++++ ENTRIES PROVIDED ++++
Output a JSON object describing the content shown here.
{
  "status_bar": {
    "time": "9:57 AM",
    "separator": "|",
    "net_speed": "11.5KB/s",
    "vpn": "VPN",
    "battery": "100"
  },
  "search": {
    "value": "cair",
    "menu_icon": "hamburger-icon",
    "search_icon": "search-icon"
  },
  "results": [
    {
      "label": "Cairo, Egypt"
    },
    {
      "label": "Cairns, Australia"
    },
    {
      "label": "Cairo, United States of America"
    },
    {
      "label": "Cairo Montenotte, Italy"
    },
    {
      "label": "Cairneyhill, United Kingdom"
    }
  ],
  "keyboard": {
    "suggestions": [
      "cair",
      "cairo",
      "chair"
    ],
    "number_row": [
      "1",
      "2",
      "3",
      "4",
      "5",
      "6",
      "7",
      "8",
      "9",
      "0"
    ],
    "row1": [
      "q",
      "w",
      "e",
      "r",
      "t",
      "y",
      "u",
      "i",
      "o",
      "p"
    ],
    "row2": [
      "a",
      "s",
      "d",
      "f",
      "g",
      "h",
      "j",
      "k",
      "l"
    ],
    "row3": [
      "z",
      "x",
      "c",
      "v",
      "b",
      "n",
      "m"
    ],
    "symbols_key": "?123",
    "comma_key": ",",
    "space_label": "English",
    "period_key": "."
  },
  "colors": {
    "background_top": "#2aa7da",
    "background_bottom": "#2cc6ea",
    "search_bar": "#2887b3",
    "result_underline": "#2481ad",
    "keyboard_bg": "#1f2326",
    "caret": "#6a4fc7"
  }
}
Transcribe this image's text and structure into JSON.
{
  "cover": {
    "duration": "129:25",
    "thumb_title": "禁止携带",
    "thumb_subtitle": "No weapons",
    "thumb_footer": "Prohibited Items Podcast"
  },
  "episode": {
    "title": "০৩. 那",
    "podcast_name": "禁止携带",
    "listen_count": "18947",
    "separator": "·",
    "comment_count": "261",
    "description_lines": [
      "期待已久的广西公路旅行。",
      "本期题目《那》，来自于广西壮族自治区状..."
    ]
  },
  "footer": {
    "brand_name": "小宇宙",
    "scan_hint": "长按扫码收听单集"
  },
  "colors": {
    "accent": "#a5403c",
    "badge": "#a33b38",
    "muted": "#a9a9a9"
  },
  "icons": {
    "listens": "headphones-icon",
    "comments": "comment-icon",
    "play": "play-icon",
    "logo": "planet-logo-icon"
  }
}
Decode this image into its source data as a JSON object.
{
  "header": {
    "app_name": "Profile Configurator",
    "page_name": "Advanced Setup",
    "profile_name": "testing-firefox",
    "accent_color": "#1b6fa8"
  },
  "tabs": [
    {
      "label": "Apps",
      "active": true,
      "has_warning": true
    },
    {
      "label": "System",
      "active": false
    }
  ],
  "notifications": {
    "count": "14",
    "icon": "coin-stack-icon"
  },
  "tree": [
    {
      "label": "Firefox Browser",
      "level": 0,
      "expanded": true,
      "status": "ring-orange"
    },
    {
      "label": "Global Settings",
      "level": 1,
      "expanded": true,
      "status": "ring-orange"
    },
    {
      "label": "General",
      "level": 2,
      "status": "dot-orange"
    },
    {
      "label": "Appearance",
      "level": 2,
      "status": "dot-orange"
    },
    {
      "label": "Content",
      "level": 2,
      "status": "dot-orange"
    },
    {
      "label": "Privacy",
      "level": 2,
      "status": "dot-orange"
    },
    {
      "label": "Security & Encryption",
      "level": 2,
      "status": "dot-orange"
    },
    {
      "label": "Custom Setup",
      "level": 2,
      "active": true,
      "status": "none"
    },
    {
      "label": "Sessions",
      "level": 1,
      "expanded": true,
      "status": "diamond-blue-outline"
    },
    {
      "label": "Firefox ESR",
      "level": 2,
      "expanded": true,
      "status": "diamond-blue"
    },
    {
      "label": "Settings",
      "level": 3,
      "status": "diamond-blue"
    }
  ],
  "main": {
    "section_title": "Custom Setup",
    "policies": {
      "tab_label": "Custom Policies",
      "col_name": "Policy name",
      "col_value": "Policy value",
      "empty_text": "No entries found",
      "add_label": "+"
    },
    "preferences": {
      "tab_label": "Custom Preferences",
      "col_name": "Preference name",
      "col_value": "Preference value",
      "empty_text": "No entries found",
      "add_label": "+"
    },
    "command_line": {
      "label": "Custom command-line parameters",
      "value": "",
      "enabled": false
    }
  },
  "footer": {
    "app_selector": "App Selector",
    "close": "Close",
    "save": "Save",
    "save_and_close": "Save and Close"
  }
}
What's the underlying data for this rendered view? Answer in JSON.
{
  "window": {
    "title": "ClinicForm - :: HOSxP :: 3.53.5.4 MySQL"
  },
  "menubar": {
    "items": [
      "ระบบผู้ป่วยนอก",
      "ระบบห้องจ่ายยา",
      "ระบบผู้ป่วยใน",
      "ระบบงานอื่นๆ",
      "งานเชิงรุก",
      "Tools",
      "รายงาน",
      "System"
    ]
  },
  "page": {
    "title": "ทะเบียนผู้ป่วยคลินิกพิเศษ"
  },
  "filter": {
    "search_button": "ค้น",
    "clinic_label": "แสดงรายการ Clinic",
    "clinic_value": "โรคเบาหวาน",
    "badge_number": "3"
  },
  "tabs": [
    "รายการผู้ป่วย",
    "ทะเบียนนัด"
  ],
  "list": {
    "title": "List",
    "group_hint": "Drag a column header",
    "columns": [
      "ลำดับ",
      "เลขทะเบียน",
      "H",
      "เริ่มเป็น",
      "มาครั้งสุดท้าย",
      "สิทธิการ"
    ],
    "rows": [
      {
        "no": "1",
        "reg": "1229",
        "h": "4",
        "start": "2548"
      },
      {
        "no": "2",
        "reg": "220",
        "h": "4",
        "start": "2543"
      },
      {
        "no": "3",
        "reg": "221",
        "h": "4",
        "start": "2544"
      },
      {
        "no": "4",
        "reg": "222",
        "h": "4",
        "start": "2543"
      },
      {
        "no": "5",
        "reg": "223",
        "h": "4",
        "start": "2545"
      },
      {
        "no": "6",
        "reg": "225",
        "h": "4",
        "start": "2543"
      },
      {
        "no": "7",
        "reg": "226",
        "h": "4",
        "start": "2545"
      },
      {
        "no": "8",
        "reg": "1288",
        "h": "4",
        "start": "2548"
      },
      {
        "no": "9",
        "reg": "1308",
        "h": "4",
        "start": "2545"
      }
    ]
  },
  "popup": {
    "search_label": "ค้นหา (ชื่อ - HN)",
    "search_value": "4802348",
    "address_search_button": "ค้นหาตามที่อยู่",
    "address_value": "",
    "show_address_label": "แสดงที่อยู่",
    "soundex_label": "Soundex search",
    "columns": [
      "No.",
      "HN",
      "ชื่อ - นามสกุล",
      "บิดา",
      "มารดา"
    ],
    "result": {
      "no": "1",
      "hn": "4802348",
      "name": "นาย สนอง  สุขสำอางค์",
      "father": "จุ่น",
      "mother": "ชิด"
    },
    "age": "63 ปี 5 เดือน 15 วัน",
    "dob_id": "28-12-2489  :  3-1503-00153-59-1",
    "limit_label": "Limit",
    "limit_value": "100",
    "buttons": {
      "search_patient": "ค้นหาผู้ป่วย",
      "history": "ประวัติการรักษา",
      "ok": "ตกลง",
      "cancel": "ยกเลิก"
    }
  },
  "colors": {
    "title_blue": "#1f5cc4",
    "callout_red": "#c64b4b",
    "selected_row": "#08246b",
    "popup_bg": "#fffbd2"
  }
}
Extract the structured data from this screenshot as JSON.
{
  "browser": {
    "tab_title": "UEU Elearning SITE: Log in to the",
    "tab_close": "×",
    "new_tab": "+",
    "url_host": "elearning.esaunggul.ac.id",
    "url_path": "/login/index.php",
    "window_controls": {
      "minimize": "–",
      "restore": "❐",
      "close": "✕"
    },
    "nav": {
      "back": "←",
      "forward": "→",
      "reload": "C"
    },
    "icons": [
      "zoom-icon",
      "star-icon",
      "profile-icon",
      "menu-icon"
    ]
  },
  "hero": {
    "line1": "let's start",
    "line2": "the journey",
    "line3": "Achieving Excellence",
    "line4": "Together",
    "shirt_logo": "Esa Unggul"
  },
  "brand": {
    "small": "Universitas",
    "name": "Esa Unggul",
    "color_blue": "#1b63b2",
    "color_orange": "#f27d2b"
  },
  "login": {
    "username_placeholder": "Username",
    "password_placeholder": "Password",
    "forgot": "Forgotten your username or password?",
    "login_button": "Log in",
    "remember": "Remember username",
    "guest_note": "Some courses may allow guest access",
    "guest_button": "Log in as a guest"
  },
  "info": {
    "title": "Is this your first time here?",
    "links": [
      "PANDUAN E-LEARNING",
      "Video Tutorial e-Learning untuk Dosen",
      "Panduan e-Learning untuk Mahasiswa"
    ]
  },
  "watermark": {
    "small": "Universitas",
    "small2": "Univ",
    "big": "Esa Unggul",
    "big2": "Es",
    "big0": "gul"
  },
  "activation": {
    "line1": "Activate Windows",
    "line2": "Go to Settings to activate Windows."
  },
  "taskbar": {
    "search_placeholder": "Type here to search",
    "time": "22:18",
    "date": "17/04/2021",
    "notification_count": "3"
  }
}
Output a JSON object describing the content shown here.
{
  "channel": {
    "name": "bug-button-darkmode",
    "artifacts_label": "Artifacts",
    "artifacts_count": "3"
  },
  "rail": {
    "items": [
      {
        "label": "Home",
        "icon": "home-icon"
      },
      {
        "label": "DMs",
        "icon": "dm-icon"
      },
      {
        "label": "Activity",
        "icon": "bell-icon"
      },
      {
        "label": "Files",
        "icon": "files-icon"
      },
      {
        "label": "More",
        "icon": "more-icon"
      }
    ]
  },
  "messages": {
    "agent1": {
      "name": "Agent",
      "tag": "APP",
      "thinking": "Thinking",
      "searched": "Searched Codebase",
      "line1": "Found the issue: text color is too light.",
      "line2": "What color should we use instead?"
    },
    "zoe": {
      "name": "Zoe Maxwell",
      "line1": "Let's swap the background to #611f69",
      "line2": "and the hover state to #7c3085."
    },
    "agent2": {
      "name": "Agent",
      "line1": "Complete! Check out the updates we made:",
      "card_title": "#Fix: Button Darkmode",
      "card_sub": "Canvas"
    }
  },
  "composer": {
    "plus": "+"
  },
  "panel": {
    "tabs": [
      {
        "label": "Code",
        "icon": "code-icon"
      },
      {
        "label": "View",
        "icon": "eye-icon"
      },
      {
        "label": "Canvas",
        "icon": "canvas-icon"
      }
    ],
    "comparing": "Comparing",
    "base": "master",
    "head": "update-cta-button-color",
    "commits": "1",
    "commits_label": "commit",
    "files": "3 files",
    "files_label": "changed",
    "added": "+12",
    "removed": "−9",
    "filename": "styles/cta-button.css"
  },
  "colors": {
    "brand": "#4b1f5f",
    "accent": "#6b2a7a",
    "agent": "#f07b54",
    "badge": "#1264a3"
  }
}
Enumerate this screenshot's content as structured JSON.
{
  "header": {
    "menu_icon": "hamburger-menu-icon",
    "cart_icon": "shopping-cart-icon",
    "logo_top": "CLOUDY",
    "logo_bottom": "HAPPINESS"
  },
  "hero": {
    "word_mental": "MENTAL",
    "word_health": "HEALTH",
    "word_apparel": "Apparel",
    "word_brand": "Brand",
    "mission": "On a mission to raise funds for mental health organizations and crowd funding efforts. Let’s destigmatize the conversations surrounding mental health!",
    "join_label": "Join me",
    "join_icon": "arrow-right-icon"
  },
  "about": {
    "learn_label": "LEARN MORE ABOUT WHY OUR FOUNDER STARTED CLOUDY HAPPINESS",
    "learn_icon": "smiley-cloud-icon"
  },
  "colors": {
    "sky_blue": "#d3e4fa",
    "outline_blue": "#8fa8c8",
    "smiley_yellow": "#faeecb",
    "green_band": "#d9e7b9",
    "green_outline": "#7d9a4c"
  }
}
++++
EXERCISE GOAL:
Each line containing the word "untuk" counts once; say how many such lines there are, giving only the number.

SOLUTION TO THIS PROBLEM:
2